== YOUR GOAL ==
Could you copy every line from the material below in which "Colorway" appears?

+-------+

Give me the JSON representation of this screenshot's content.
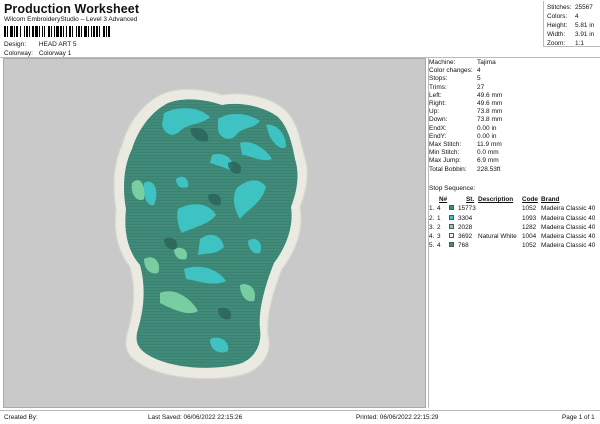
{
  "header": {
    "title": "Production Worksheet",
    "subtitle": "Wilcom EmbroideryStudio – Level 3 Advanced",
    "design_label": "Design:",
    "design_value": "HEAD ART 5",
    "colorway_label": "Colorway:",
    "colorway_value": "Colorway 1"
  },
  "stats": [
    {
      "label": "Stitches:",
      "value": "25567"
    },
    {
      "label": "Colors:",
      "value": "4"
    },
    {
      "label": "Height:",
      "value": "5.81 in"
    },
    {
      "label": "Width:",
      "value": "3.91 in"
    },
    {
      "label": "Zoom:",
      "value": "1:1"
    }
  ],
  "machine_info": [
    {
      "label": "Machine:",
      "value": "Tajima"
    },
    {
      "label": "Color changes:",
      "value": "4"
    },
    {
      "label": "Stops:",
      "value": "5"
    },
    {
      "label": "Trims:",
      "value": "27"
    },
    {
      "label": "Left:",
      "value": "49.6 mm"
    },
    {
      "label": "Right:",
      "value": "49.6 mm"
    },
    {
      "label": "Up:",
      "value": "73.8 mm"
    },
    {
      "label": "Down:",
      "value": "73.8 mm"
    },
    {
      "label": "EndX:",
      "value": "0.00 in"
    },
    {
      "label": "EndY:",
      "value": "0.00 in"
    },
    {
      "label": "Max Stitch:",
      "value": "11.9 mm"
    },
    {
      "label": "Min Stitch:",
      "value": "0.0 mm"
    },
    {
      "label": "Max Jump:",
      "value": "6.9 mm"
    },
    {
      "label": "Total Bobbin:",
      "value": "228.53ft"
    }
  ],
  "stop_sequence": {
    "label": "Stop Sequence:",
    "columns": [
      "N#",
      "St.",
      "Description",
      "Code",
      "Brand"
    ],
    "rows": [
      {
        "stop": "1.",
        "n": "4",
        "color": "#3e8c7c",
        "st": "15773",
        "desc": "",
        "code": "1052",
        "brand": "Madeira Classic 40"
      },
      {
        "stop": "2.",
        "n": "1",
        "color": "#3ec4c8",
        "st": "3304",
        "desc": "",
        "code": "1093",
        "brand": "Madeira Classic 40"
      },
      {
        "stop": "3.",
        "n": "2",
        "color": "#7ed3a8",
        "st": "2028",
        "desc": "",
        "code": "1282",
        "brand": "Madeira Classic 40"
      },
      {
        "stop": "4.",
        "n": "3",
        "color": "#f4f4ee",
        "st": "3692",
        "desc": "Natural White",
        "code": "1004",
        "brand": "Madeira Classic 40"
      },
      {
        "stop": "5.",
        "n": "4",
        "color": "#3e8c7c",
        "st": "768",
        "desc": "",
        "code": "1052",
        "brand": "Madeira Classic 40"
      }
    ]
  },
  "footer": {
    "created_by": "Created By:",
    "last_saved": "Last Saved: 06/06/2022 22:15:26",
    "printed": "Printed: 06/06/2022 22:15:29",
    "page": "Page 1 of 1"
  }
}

+-------+

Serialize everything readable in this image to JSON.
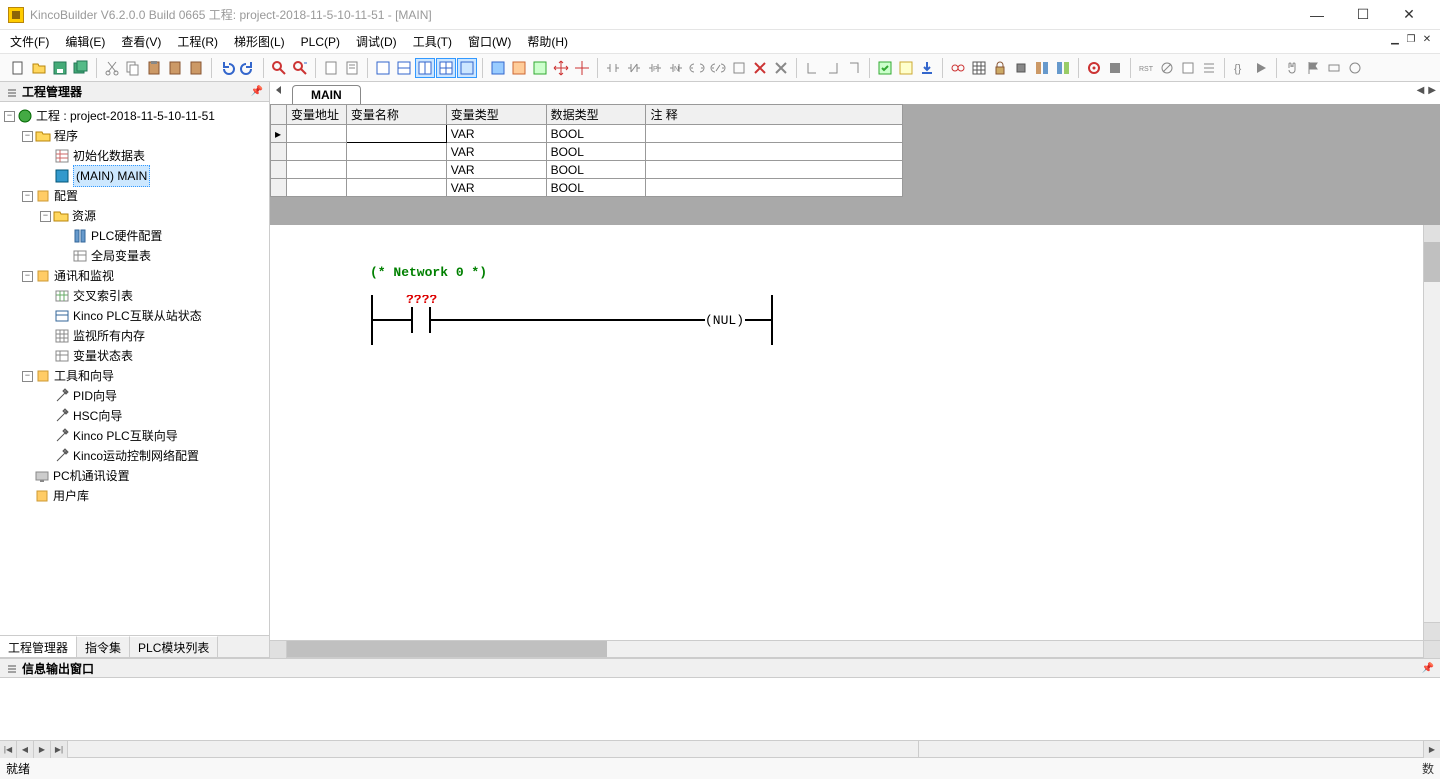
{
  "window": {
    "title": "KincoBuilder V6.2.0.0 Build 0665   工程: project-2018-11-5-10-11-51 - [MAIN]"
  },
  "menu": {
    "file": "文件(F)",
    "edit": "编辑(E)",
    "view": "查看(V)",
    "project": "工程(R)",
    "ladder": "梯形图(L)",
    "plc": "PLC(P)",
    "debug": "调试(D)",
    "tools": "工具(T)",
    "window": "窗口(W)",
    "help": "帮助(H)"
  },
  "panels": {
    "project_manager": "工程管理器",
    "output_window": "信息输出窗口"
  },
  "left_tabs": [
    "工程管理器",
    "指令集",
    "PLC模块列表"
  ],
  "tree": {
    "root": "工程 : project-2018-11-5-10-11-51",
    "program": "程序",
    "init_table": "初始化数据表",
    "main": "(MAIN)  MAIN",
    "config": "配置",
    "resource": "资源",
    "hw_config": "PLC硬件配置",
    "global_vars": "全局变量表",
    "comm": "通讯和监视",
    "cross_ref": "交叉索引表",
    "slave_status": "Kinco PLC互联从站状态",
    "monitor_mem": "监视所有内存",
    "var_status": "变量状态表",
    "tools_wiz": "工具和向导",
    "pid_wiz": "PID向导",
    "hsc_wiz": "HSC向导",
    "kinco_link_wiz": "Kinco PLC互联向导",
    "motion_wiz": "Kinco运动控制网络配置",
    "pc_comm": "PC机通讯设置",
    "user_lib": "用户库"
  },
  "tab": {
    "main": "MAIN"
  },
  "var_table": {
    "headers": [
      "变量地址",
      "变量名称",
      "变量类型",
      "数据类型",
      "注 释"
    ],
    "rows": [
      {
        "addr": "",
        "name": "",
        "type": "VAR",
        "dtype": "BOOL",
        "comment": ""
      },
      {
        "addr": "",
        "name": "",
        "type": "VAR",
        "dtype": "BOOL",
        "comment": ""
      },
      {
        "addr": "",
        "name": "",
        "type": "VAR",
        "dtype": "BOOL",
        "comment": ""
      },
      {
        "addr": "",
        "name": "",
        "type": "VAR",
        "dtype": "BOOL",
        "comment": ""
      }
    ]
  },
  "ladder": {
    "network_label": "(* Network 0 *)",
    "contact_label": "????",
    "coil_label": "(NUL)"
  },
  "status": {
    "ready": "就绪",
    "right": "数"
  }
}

+-------+

== RESPONSE TO THE EXERCISE ==
    "colorway_label": "Colorway:",
    "colorway_value": "Colorway 1"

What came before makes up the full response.